— start of Data records —
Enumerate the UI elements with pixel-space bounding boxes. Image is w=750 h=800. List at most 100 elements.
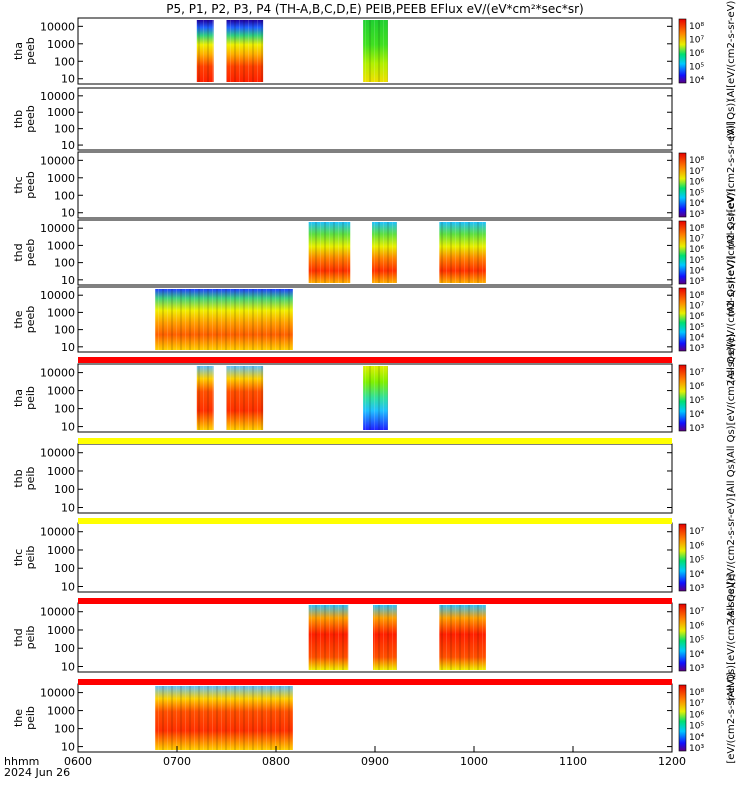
colorbar-tick-label: 10³ — [689, 210, 704, 220]
x-tick-label: 1000 — [460, 755, 488, 768]
colorbar-tick-label: 10⁶ — [689, 49, 704, 59]
y-tick-label: 10 — [61, 341, 75, 354]
colorbar-tick-label: 10⁵ — [689, 556, 704, 566]
panel-frame — [77, 151, 673, 219]
spectrogram-texture — [196, 366, 214, 430]
colorbar-title: (All Qs)) — [726, 99, 737, 139]
colorbar-tick-label: 10⁷ — [689, 302, 704, 312]
colorbar — [678, 18, 687, 84]
colorbar-tick-label: 10⁵ — [689, 636, 704, 646]
y-tick-label: 100 — [54, 642, 75, 655]
y-tick-label: 100 — [54, 257, 75, 270]
y-tick-label: 10000 — [40, 154, 75, 167]
panel-label: peeb — [24, 239, 37, 267]
y-tick-label: 100 — [54, 189, 75, 202]
spectrogram-texture — [439, 222, 486, 283]
colorbar-tick-label: 10⁶ — [689, 710, 704, 720]
panel-label: the — [12, 709, 25, 727]
panel-label: peeb — [24, 105, 37, 133]
x-tick-label: 1100 — [559, 755, 587, 768]
y-tick-label: 10000 — [40, 526, 75, 539]
y-tick-label: 10 — [61, 421, 75, 434]
panel-frame — [77, 219, 673, 286]
colorbar-tick-label: 10⁸ — [689, 688, 704, 698]
y-tick-label: 100 — [54, 55, 75, 68]
colorbar-tick-label: 10⁴ — [689, 733, 704, 743]
panel-frame — [77, 87, 673, 151]
y-tick-label: 10 — [61, 661, 75, 674]
colorbar-tick-label: 10⁸ — [689, 22, 704, 32]
y-tick-label: 10000 — [40, 447, 75, 460]
spectrogram-texture — [373, 605, 397, 670]
panel-label: peib — [24, 386, 37, 410]
colorbar-title: (All Qs)[eV/(cm2-s-sr-eV)] — [726, 574, 737, 702]
y-tick-label: 1000 — [47, 106, 75, 119]
panel-1: 10 100 1000 10000 tha peeb 10⁸ 10⁷ 10⁶ 10⁵ 10⁴ (Al[… — [12, 0, 737, 101]
y-tick-label: 10000 — [40, 687, 75, 700]
panel-label: peib — [24, 546, 37, 570]
colorbar-tick-label: 10⁴ — [689, 266, 704, 276]
y-tick-label: 10 — [61, 73, 75, 86]
spectrogram-texture — [155, 686, 293, 750]
y-tick-label: 10000 — [40, 222, 75, 235]
y-tick-label: 10 — [61, 502, 75, 515]
colorbar-tick-label: 10⁸ — [689, 224, 704, 234]
colorbar-tick-label: 10⁴ — [689, 199, 704, 209]
spectrogram-texture — [308, 222, 351, 283]
colorbar — [678, 364, 687, 432]
panel-separator-bar — [78, 598, 672, 604]
panel-label: thd — [12, 243, 25, 261]
y-tick-label: 1000 — [47, 172, 75, 185]
colorbar-tick-label: 10⁷ — [689, 607, 704, 617]
colorbar-title: (All Qs)[eV/(cm2-s-sr-eV)] — [726, 494, 737, 622]
x-tick-label: 1200 — [658, 755, 686, 768]
spectrogram-texture — [196, 20, 214, 82]
colorbar-tick-label: 10⁸ — [689, 156, 704, 166]
colorbar-tick-label: 10⁶ — [689, 178, 704, 188]
y-tick-label: 100 — [54, 403, 75, 416]
colorbar-tick-label: 10⁵ — [689, 323, 704, 333]
panel-separator-bar — [78, 357, 672, 363]
colorbar-tick-label: 10³ — [689, 344, 704, 354]
panel-label: the — [12, 310, 25, 328]
y-tick-label: 1000 — [47, 624, 75, 637]
x-tick-label: 0800 — [262, 755, 290, 768]
figure-title: P5, P1, P2, P3, P4 (TH-A,B,C,D,E) PEIB,P… — [166, 2, 583, 16]
panel-label: thb — [12, 469, 25, 487]
y-tick-label: 1000 — [47, 544, 75, 557]
colorbar-tick-label: 10⁶ — [689, 245, 704, 255]
spectrogram-texture — [363, 366, 388, 430]
colorbar-title: (All Qs)[eV/(cm2-s-sr-eV)] — [726, 189, 737, 317]
colorbar-tick-label: 10⁴ — [689, 570, 704, 580]
colorbar-title: (All Qs)[eV/(cm2-s-sr-eV)] — [726, 334, 737, 462]
colorbar-tick-label: 10³ — [689, 424, 704, 434]
x-tick-label: 0600 — [64, 755, 92, 768]
y-tick-label: 100 — [54, 723, 75, 736]
y-tick-label: 10 — [61, 581, 75, 594]
panel-label: tha — [12, 42, 25, 60]
panel-9: 10 100 1000 10000 thd peib 10⁷ 10⁶ 10⁵ 10⁴ 10³ (All… — [12, 574, 737, 702]
colorbar-tick-label: 10⁵ — [689, 188, 704, 198]
panel-separator-bar — [78, 438, 672, 444]
colorbar-tick-label: 10⁵ — [689, 256, 704, 266]
panel-separator-bar — [78, 679, 672, 685]
colorbar-title: [eV/(cm2-s-sr-eV)] — [726, 672, 737, 763]
panel-label: peeb — [24, 171, 37, 199]
y-tick-label: 1000 — [47, 385, 75, 398]
colorbar-tick-label: 10⁶ — [689, 382, 704, 392]
x-axis-date: 2024 Jun 26 — [4, 766, 70, 779]
colorbar-tick-label: 10³ — [689, 584, 704, 594]
y-tick-label: 1000 — [47, 705, 75, 718]
y-tick-label: 10 — [61, 139, 75, 152]
colorbar — [678, 220, 687, 285]
panel-frame — [77, 443, 673, 514]
colorbar-tick-label: 10⁷ — [689, 527, 704, 537]
x-axis-label: hhmm — [4, 755, 39, 768]
colorbar-tick-label: 10⁴ — [689, 76, 704, 86]
y-tick-label: 1000 — [47, 465, 75, 478]
panel-2: 10 100 1000 10000 thb peeb (All Qs)) — [12, 87, 737, 152]
colorbar-tick-label: 10⁴ — [689, 650, 704, 660]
— end of Data records —
### Goal:
Copy out every line of the items verbatim, leaving out the pictures.

### Solution to this exercise:
Enumerate the UI elements with pixel-space bounding boxes. Image is w=750 h=800. List at most 100 elements.
colorbar-tick-label: 10³ — [689, 210, 704, 220]
x-tick-label: 1000 — [460, 755, 488, 768]
colorbar-tick-label: 10⁶ — [689, 49, 704, 59]
y-tick-label: 10 — [61, 341, 75, 354]
colorbar-tick-label: 10⁵ — [689, 556, 704, 566]
panel-frame — [77, 151, 673, 219]
spectrogram-texture — [196, 366, 214, 430]
colorbar-title: (All Qs)) — [726, 99, 737, 139]
colorbar-tick-label: 10⁷ — [689, 302, 704, 312]
colorbar — [678, 18, 687, 84]
colorbar-tick-label: 10⁵ — [689, 636, 704, 646]
y-tick-label: 100 — [54, 642, 75, 655]
y-tick-label: 100 — [54, 257, 75, 270]
y-tick-label: 10000 — [40, 154, 75, 167]
panel-label: peeb — [24, 239, 37, 267]
y-tick-label: 100 — [54, 189, 75, 202]
spectrogram-texture — [439, 222, 486, 283]
colorbar-tick-label: 10⁶ — [689, 710, 704, 720]
panel-label: the — [12, 709, 25, 727]
panel-label: peeb — [24, 105, 37, 133]
x-tick-label: 1100 — [559, 755, 587, 768]
y-tick-label: 10000 — [40, 526, 75, 539]
y-tick-label: 10 — [61, 421, 75, 434]
panel-frame — [77, 219, 673, 286]
colorbar-tick-label: 10⁸ — [689, 688, 704, 698]
y-tick-label: 100 — [54, 55, 75, 68]
colorbar-tick-label: 10⁴ — [689, 733, 704, 743]
panel-frame — [77, 87, 673, 151]
y-tick-label: 10 — [61, 661, 75, 674]
colorbar-tick-label: 10⁸ — [689, 22, 704, 32]
y-tick-label: 10000 — [40, 447, 75, 460]
spectrogram-texture — [373, 605, 397, 670]
panel-label: peib — [24, 386, 37, 410]
colorbar-title: (All Qs)[eV/(cm2-s-sr-eV)] — [726, 574, 737, 702]
y-tick-label: 1000 — [47, 106, 75, 119]
panel-1: 10 100 1000 10000 tha peeb 10⁸ 10⁷ 10⁶ 10⁵ 10⁴ (Al[… — [12, 0, 737, 101]
y-tick-label: 10000 — [40, 687, 75, 700]
panel-label: peib — [24, 546, 37, 570]
colorbar-tick-label: 10⁴ — [689, 266, 704, 276]
y-tick-label: 10 — [61, 73, 75, 86]
spectrogram-texture — [155, 686, 293, 750]
y-tick-label: 10000 — [40, 222, 75, 235]
y-tick-label: 10 — [61, 502, 75, 515]
colorbar-tick-label: 10⁸ — [689, 224, 704, 234]
colorbar-tick-label: 10⁴ — [689, 199, 704, 209]
spectrogram-texture — [308, 222, 351, 283]
colorbar — [678, 364, 687, 432]
panel-separator-bar — [78, 598, 672, 604]
panel-label: thd — [12, 243, 25, 261]
y-tick-label: 1000 — [47, 172, 75, 185]
colorbar-tick-label: 10⁷ — [689, 607, 704, 617]
colorbar-title: (All Qs)[eV/(cm2-s-sr-eV)] — [726, 494, 737, 622]
x-tick-label: 1200 — [658, 755, 686, 768]
spectrogram-texture — [196, 20, 214, 82]
colorbar-tick-label: 10⁸ — [689, 156, 704, 166]
colorbar-tick-label: 10⁶ — [689, 178, 704, 188]
y-tick-label: 100 — [54, 403, 75, 416]
colorbar-tick-label: 10⁵ — [689, 323, 704, 333]
panel-separator-bar — [78, 357, 672, 363]
colorbar-tick-label: 10³ — [689, 344, 704, 354]
panel-label: the — [12, 310, 25, 328]
y-tick-label: 1000 — [47, 624, 75, 637]
x-tick-label: 0800 — [262, 755, 290, 768]
figure-title: P5, P1, P2, P3, P4 (TH-A,B,C,D,E) PEIB,P… — [166, 2, 583, 16]
panel-label: thb — [12, 469, 25, 487]
y-tick-label: 1000 — [47, 544, 75, 557]
colorbar-tick-label: 10⁶ — [689, 245, 704, 255]
spectrogram-texture — [363, 366, 388, 430]
colorbar-title: (All Qs)[eV/(cm2-s-sr-eV)] — [726, 189, 737, 317]
colorbar-tick-label: 10⁴ — [689, 570, 704, 580]
colorbar-title: (All Qs)[eV/(cm2-s-sr-eV)] — [726, 334, 737, 462]
colorbar-tick-label: 10³ — [689, 424, 704, 434]
x-tick-label: 0600 — [64, 755, 92, 768]
y-tick-label: 100 — [54, 723, 75, 736]
y-tick-label: 10 — [61, 581, 75, 594]
panel-label: tha — [12, 42, 25, 60]
panel-9: 10 100 1000 10000 thd peib 10⁷ 10⁶ 10⁵ 10⁴ 10³ (All… — [12, 574, 737, 702]
colorbar-tick-label: 10⁵ — [689, 188, 704, 198]
panel-separator-bar — [78, 438, 672, 444]
colorbar-tick-label: 10⁵ — [689, 256, 704, 266]
panel-separator-bar — [78, 679, 672, 685]
colorbar-title: [eV/(cm2-s-sr-eV)] — [726, 672, 737, 763]
panel-label: peeb — [24, 171, 37, 199]
y-tick-label: 1000 — [47, 385, 75, 398]
colorbar-tick-label: 10⁶ — [689, 382, 704, 392]
x-axis-date: 2024 Jun 26 — [4, 766, 70, 779]
colorbar-tick-label: 10³ — [689, 584, 704, 594]
y-tick-label: 1000 — [47, 705, 75, 718]
y-tick-label: 10 — [61, 139, 75, 152]
colorbar — [678, 220, 687, 285]
panel-frame — [77, 443, 673, 514]
colorbar-tick-label: 10⁷ — [689, 527, 704, 537]
x-axis-label: hhmm — [4, 755, 39, 768]
colorbar-tick-label: 10⁴ — [689, 76, 704, 86]
y-tick-label: 1000 — [47, 465, 75, 478]
panel-2: 10 100 1000 10000 thb peeb (All Qs)) — [12, 87, 737, 152]
colorbar-tick-label: 10⁴ — [689, 650, 704, 660]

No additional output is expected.